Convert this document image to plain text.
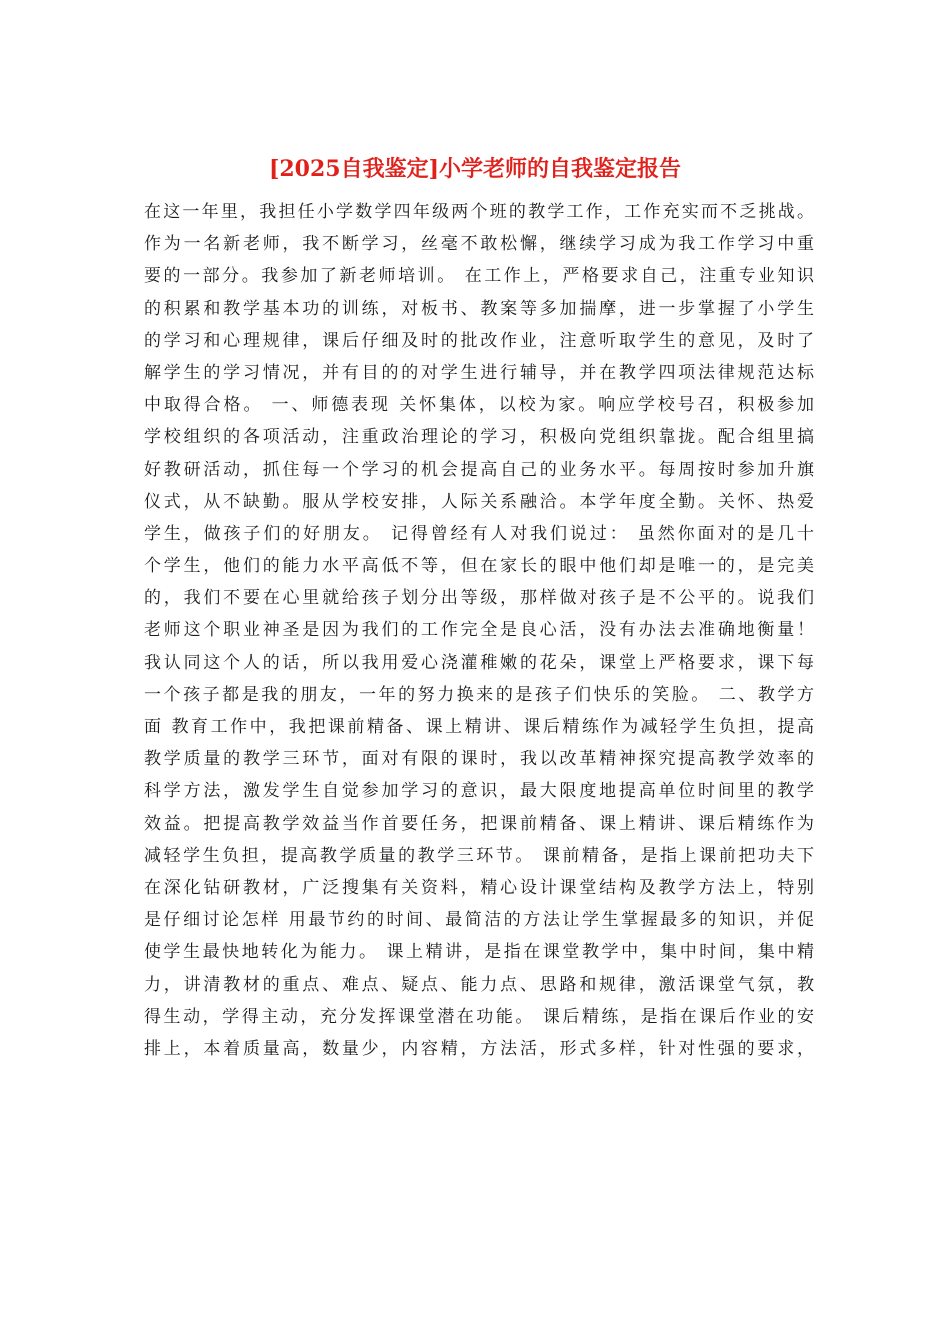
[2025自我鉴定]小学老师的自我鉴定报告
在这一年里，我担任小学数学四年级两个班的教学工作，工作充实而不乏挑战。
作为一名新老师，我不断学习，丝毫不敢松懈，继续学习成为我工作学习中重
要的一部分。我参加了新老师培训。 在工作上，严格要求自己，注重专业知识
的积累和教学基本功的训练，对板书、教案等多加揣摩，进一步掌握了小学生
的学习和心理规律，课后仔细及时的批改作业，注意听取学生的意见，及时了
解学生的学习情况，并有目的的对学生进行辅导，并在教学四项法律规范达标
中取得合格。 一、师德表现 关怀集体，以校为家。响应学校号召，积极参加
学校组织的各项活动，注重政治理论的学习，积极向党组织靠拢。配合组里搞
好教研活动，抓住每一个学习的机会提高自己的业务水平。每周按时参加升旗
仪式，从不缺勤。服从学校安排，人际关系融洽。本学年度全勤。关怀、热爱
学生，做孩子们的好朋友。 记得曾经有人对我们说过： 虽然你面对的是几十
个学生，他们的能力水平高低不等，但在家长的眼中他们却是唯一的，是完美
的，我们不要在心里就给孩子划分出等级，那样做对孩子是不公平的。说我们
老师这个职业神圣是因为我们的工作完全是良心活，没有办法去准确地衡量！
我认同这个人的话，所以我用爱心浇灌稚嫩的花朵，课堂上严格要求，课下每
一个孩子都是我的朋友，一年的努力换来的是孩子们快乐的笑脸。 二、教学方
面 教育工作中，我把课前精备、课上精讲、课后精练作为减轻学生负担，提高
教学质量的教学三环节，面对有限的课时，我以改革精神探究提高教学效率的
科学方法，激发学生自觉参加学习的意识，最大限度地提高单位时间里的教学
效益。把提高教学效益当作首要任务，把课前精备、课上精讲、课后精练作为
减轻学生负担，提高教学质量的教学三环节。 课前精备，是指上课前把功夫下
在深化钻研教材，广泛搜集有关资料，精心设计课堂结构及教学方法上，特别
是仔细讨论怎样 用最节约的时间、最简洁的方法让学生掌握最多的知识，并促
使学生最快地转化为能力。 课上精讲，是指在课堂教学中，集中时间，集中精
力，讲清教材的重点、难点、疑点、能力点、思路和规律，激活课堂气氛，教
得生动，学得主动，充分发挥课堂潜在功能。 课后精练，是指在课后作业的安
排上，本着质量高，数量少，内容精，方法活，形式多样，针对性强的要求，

◇ ◇ ◇ ◇ ◇

▶ _What the exercise asks_
Your answer should be a single number: how many lines of the material contain the word "课上精讲".

▶ _Full solution_
3